> What you are asked to do
Here are some records; copy every line that holds the word "vaikutus".

Dataset records
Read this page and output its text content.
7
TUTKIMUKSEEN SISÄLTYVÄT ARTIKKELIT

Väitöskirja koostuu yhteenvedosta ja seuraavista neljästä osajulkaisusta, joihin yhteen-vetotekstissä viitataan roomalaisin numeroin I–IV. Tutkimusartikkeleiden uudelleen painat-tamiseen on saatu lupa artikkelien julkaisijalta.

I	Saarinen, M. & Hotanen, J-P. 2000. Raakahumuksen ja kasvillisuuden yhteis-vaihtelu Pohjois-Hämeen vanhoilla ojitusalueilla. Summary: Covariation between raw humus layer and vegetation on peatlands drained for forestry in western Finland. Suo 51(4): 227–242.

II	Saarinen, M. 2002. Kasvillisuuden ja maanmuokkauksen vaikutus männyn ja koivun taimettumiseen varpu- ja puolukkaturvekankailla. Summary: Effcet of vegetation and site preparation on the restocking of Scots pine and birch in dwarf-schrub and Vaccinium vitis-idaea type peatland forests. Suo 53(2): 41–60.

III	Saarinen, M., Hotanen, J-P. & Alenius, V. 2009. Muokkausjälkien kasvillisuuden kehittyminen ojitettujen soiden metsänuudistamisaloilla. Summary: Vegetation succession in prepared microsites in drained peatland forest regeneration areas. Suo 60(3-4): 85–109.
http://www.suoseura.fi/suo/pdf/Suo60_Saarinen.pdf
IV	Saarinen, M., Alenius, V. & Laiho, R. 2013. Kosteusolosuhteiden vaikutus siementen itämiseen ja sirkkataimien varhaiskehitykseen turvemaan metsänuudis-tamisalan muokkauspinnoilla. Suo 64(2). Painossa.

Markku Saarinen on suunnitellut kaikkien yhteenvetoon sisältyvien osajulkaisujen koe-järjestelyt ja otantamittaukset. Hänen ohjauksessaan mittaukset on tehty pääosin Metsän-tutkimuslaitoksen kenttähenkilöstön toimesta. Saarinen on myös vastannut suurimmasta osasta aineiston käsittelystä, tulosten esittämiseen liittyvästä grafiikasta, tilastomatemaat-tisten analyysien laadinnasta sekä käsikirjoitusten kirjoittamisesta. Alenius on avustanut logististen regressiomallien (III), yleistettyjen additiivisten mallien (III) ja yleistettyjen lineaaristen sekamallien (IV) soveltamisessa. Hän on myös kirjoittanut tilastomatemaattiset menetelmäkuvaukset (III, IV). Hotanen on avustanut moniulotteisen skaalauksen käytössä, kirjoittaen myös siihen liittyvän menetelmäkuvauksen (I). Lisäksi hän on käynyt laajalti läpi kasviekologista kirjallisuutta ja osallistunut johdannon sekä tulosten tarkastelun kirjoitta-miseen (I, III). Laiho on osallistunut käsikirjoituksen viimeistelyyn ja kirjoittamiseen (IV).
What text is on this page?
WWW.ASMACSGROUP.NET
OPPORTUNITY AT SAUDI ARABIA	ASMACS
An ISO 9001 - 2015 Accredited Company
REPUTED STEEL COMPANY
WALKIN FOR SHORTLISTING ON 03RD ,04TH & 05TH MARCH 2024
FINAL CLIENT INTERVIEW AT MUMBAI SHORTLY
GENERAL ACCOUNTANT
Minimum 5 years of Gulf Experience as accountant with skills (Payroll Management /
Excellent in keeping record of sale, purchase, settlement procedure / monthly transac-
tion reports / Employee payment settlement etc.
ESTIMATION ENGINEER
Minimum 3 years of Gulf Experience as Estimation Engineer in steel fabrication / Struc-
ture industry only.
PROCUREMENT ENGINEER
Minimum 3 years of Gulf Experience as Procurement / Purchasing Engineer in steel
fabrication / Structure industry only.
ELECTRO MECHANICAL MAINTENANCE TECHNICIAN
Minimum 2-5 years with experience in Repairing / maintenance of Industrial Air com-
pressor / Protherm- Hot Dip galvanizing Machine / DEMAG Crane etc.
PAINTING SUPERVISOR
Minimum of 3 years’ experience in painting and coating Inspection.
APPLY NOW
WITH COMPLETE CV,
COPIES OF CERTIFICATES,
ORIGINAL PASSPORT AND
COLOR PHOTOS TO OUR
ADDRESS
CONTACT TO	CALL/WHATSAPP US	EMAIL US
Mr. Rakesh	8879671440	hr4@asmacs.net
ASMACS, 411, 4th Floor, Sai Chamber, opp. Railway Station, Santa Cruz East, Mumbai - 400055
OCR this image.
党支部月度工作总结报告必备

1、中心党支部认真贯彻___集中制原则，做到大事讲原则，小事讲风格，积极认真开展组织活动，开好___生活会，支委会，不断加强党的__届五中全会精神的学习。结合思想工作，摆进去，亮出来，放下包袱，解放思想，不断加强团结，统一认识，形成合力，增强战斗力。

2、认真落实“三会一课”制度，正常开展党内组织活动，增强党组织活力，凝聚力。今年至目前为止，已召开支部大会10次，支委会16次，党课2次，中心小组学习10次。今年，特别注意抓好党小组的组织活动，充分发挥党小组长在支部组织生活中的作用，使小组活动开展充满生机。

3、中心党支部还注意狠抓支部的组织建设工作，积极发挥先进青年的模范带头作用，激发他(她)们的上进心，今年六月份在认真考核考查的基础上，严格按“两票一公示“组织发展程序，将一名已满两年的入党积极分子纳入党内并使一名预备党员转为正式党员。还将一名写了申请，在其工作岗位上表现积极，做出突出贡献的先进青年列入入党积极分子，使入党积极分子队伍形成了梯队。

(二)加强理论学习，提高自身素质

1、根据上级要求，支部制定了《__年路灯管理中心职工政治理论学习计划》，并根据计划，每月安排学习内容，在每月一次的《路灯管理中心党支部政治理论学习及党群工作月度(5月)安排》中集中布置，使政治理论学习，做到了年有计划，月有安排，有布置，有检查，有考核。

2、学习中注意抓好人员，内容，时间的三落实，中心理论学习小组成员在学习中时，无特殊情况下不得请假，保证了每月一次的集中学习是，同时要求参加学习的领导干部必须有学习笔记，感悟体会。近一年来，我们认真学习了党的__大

> Final answer
II	Saarinen, M. 2002. Kasvillisuuden ja maanmuokkauksen vaikutus männyn ja koivun taimettumiseen varpu- ja puolukkaturvekankailla. Summary: Effcet of vegetation and site preparation on the restocking of Scots pine and birch in dwarf-schrub and Vaccinium vitis-idaea type peatland forests. Suo 53(2): 41–60.
IV	Saarinen, M., Alenius, V. & Laiho, R. 2013. Kosteusolosuhteiden vaikutus siementen itämiseen ja sirkkataimien varhaiskehitykseen turvemaan metsänuudis-tamisalan muokkauspinnoilla. Suo 64(2). Painossa.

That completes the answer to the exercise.